Listed records.
-------

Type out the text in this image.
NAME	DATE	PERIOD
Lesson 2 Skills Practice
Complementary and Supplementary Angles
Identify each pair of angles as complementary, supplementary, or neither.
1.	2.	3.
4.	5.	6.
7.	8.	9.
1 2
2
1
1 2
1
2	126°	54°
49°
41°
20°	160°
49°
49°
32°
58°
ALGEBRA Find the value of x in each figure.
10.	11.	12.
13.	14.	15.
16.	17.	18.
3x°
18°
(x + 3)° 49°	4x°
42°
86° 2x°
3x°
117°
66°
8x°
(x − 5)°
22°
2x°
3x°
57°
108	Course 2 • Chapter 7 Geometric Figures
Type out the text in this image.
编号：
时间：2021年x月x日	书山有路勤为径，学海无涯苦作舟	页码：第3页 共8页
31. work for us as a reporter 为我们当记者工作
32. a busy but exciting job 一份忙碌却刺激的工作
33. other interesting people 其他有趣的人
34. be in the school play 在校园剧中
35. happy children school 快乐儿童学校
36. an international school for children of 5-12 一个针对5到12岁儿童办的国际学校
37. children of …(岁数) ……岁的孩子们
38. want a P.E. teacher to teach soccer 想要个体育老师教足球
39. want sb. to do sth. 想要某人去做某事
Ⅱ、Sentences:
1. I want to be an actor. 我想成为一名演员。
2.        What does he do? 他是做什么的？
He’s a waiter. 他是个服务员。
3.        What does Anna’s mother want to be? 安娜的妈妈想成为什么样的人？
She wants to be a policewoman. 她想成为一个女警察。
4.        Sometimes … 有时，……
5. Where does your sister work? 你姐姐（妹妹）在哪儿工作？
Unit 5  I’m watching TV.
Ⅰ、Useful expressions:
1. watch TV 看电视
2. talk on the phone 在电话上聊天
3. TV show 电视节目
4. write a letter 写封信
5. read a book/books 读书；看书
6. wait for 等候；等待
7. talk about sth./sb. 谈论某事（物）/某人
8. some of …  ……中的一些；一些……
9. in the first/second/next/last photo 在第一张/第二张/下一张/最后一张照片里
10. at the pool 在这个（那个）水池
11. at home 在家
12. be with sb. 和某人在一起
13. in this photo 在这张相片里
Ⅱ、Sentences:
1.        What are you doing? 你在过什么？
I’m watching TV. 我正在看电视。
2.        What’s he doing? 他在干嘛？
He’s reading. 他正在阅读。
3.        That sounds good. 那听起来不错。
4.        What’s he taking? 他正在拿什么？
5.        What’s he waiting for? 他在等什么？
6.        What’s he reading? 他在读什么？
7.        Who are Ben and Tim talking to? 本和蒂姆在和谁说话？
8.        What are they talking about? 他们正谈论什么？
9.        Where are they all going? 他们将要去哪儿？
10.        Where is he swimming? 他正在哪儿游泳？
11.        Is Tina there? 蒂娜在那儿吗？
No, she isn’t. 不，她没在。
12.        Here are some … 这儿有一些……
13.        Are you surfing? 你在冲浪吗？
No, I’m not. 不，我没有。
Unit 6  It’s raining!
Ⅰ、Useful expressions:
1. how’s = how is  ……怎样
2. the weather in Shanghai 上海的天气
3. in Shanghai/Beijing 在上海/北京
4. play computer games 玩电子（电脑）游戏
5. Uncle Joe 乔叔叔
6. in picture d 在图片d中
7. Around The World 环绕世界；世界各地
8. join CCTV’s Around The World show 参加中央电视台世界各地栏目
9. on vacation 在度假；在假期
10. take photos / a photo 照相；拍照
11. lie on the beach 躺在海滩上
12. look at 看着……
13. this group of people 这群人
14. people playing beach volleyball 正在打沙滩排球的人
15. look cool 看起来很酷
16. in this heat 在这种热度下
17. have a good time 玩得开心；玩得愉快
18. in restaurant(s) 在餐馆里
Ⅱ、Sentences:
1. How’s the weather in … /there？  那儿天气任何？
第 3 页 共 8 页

-------

Instruction.
Report back each line of the entries that holds the string "What".

Response to this exercise.
2.        What does he do? 他是做什么的？
3.        What does Anna’s mother want to be? 安娜的妈妈想成为什么样的人？
1.        What are you doing? 你在过什么？
2.        What’s he doing? 他在干嘛？
4.        What’s he taking? 他正在拿什么？
5.        What’s he waiting for? 他在等什么？
6.        What’s he reading? 他在读什么？
8.        What are they talking about? 他们正谈论什么？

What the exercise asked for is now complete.